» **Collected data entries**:
____________________

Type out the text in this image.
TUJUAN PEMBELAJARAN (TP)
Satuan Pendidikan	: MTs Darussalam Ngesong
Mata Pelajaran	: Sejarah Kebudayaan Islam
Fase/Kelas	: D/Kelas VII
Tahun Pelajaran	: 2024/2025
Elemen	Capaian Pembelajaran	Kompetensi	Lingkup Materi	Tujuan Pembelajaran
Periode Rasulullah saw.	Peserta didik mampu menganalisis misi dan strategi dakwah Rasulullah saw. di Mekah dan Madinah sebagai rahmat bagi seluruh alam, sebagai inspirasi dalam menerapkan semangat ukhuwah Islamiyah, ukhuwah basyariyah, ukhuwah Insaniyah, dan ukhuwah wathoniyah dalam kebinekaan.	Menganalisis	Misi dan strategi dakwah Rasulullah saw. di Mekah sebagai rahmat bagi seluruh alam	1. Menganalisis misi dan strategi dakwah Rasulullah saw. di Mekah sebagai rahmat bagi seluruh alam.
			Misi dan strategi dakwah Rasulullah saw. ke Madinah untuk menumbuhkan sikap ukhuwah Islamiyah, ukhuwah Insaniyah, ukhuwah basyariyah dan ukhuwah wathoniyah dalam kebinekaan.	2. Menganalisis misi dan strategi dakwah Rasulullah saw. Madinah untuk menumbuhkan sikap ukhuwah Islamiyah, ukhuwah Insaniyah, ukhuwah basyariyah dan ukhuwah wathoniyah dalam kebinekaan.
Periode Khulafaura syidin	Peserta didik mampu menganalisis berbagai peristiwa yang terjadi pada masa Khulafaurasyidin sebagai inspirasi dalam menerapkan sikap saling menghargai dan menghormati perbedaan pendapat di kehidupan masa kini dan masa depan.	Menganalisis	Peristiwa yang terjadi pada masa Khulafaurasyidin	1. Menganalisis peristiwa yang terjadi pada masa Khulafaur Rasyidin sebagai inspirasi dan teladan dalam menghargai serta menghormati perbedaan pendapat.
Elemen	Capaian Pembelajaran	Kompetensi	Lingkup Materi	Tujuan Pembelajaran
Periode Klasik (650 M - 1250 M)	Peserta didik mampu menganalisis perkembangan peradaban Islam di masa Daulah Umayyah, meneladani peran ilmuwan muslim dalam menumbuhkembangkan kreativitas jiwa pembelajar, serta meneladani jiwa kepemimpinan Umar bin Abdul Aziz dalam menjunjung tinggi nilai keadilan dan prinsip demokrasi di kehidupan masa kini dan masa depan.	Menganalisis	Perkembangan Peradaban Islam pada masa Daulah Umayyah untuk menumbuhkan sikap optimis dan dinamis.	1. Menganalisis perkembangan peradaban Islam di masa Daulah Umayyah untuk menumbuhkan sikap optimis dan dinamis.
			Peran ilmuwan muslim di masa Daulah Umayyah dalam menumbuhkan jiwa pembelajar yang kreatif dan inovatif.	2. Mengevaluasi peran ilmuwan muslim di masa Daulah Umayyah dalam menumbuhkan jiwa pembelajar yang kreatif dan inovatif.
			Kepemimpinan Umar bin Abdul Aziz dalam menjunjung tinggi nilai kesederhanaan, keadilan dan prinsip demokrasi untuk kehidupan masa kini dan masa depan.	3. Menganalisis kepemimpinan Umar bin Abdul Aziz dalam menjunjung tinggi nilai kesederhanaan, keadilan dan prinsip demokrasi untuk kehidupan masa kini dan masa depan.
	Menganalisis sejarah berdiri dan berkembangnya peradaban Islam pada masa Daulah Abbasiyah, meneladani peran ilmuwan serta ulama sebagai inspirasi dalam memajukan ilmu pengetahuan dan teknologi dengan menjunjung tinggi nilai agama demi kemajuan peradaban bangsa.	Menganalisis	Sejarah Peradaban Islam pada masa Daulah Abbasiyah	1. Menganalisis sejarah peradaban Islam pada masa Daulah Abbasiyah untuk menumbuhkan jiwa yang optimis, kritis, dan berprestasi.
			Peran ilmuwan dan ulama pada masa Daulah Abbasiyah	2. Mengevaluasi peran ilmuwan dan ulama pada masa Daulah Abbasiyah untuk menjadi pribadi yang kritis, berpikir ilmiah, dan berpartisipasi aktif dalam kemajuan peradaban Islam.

____________________

Identify each line in the records above that contains the word "sikap", and copy it out in full.

» **ANSWER FOR THE TASK**:
			Misi dan strategi dakwah Rasulullah saw. ke Madinah untuk menumbuhkan sikap ukhuwah Islamiyah, ukhuwah Insaniyah, ukhuwah basyariyah dan ukhuwah wathoniyah dalam kebinekaan.	2. Menganalisis misi dan strategi dakwah Rasulullah saw. Madinah untuk menumbuhkan sikap ukhuwah Islamiyah, ukhuwah Insaniyah, ukhuwah basyariyah dan ukhuwah wathoniyah dalam kebinekaan.
Periode Khulafaura syidin	Peserta didik mampu menganalisis berbagai peristiwa yang terjadi pada masa Khulafaurasyidin sebagai inspirasi dalam menerapkan sikap saling menghargai dan menghormati perbedaan pendapat di kehidupan masa kini dan masa depan.	Menganalisis	Peristiwa yang terjadi pada masa Khulafaurasyidin	1. Menganalisis peristiwa yang terjadi pada masa Khulafaur Rasyidin sebagai inspirasi dan teladan dalam menghargai serta menghormati perbedaan pendapat.
Periode Klasik (650 M - 1250 M)	Peserta didik mampu menganalisis perkembangan peradaban Islam di masa Daulah Umayyah, meneladani peran ilmuwan muslim dalam menumbuhkembangkan kreativitas jiwa pembelajar, serta meneladani jiwa kepemimpinan Umar bin Abdul Aziz dalam menjunjung tinggi nilai keadilan dan prinsip demokrasi di kehidupan masa kini dan masa depan.	Menganalisis	Perkembangan Peradaban Islam pada masa Daulah Umayyah untuk menumbuhkan sikap optimis dan dinamis.	1. Menganalisis perkembangan peradaban Islam di masa Daulah Umayyah untuk menumbuhkan sikap optimis dan dinamis.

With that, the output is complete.